Copy every line of the listing exactly.

Part of a data file

┄┄┄┄┄┄

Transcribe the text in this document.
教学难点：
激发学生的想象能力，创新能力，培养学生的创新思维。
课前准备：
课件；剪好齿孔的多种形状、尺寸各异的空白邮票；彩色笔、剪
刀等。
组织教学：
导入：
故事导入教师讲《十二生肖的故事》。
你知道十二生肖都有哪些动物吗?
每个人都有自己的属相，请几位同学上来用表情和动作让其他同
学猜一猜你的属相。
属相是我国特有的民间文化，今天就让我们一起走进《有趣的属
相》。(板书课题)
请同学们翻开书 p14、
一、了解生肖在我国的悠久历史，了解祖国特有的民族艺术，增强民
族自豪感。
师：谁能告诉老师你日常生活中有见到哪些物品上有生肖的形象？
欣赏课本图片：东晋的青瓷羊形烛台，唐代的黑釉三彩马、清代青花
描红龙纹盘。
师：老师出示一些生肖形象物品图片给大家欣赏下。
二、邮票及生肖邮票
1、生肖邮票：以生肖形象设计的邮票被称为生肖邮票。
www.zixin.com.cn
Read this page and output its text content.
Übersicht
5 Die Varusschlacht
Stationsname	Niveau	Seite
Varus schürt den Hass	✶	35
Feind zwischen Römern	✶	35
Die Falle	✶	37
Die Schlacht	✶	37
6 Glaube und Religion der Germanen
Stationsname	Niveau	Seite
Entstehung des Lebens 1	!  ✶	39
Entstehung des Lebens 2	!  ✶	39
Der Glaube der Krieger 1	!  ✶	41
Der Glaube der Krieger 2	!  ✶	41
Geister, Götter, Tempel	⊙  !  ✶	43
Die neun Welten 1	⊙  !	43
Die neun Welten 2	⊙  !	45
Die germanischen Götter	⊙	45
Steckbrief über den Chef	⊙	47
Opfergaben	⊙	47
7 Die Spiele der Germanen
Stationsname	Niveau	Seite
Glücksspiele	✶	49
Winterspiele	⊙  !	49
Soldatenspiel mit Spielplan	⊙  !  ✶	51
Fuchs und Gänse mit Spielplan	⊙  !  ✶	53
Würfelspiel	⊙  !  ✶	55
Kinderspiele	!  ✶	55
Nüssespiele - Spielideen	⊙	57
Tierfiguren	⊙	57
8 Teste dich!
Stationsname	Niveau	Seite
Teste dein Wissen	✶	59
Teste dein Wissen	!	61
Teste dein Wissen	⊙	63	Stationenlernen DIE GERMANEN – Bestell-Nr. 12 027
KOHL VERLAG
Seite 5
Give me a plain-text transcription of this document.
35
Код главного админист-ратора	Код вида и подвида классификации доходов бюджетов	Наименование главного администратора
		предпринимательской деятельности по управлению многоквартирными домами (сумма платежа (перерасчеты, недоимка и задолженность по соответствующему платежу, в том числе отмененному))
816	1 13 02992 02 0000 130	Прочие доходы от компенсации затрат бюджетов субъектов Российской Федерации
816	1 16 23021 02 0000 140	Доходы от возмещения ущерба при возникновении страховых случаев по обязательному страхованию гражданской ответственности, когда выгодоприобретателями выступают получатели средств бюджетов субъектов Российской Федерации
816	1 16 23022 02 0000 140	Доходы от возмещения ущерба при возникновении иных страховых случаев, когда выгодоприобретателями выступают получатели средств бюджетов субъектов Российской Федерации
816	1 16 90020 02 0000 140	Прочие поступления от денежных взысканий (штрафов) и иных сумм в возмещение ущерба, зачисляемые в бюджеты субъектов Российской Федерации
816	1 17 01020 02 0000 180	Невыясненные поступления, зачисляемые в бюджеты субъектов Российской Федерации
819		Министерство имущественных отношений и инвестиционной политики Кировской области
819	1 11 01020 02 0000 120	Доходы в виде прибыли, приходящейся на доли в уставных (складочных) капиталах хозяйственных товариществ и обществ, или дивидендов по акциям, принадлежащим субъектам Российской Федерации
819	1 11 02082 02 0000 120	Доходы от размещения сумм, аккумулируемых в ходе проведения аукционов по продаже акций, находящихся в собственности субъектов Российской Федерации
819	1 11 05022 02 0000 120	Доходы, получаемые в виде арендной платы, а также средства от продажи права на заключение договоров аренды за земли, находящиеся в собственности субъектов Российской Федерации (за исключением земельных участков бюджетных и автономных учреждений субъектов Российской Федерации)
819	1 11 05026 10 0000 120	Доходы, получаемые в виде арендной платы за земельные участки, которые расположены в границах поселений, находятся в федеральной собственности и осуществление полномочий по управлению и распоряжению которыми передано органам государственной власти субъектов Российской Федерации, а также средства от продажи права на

┄┄┄┄┄┄

RESULT OF THIS EXERCISE:
Transcribe the text in this document.
教学难点：
激发学生的想象能力，创新能力，培养学生的创新思维。
课前准备：
课件；剪好齿孔的多种形状、尺寸各异的空白邮票；彩色笔、剪
刀等。
组织教学：
导入：
故事导入教师讲《十二生肖的故事》。
你知道十二生肖都有哪些动物吗?
每个人都有自己的属相，请几位同学上来用表情和动作让其他同
学猜一猜你的属相。
属相是我国特有的民间文化，今天就让我们一起走进《有趣的属
相》。(板书课题)
请同学们翻开书 p14、
一、了解生肖在我国的悠久历史，了解祖国特有的民族艺术，增强民
族自豪感。
师：谁能告诉老师你日常生活中有见到哪些物品上有生肖的形象？
欣赏课本图片：东晋的青瓷羊形烛台，唐代的黑釉三彩马、清代青花
描红龙纹盘。
师：老师出示一些生肖形象物品图片给大家欣赏下。
二、邮票及生肖邮票
1、生肖邮票：以生肖形象设计的邮票被称为生肖邮票。
www.zixin.com.cn
Read this page and output its text content.
Übersicht
5 Die Varusschlacht
Stationsname	Niveau	Seite
Varus schürt den Hass	✶	35
Feind zwischen Römern	✶	35
Die Falle	✶	37
Die Schlacht	✶	37
6 Glaube und Religion der Germanen
Stationsname	Niveau	Seite
Entstehung des Lebens 1	!  ✶	39
Entstehung des Lebens 2	!  ✶	39
Der Glaube der Krieger 1	!  ✶	41
Der Glaube der Krieger 2	!  ✶	41
Geister, Götter, Tempel	⊙  !  ✶	43
Die neun Welten 1	⊙  !	43
Die neun Welten 2	⊙  !	45
Die germanischen Götter	⊙	45
Steckbrief über den Chef	⊙	47
Opfergaben	⊙	47
7 Die Spiele der Germanen
Stationsname	Niveau	Seite
Glücksspiele	✶	49
Winterspiele	⊙  !	49
Soldatenspiel mit Spielplan	⊙  !  ✶	51
Fuchs und Gänse mit Spielplan	⊙  !  ✶	53
Würfelspiel	⊙  !  ✶	55
Kinderspiele	!  ✶	55
Nüssespiele - Spielideen	⊙	57
Tierfiguren	⊙	57
8 Teste dich!
Stationsname	Niveau	Seite
Teste dein Wissen	✶	59
Teste dein Wissen	!	61
Teste dein Wissen	⊙	63	Stationenlernen DIE GERMANEN – Bestell-Nr. 12 027
KOHL VERLAG
Seite 5
Give me a plain-text transcription of this document.
35
Код главного админист-ратора	Код вида и подвида классификации доходов бюджетов	Наименование главного администратора
		предпринимательской деятельности по управлению многоквартирными домами (сумма платежа (перерасчеты, недоимка и задолженность по соответствующему платежу, в том числе отмененному))
816	1 13 02992 02 0000 130	Прочие доходы от компенсации затрат бюджетов субъектов Российской Федерации
816	1 16 23021 02 0000 140	Доходы от возмещения ущерба при возникновении страховых случаев по обязательному страхованию гражданской ответственности, когда выгодоприобретателями выступают получатели средств бюджетов субъектов Российской Федерации
816	1 16 23022 02 0000 140	Доходы от возмещения ущерба при возникновении иных страховых случаев, когда выгодоприобретателями выступают получатели средств бюджетов субъектов Российской Федерации
816	1 16 90020 02 0000 140	Прочие поступления от денежных взысканий (штрафов) и иных сумм в возмещение ущерба, зачисляемые в бюджеты субъектов Российской Федерации
816	1 17 01020 02 0000 180	Невыясненные поступления, зачисляемые в бюджеты субъектов Российской Федерации
819		Министерство имущественных отношений и инвестиционной политики Кировской области
819	1 11 01020 02 0000 120	Доходы в виде прибыли, приходящейся на доли в уставных (складочных) капиталах хозяйственных товариществ и обществ, или дивидендов по акциям, принадлежащим субъектам Российской Федерации
819	1 11 02082 02 0000 120	Доходы от размещения сумм, аккумулируемых в ходе проведения аукционов по продаже акций, находящихся в собственности субъектов Российской Федерации
819	1 11 05022 02 0000 120	Доходы, получаемые в виде арендной платы, а также средства от продажи права на заключение договоров аренды за земли, находящиеся в собственности субъектов Российской Федерации (за исключением земельных участков бюджетных и автономных учреждений субъектов Российской Федерации)
819	1 11 05026 10 0000 120	Доходы, получаемые в виде арендной платы за земельные участки, которые расположены в границах поселений, находятся в федеральной собственности и осуществление полномочий по управлению и распоряжению которыми передано органам государственной власти субъектов Российской Федерации, а также средства от продажи права на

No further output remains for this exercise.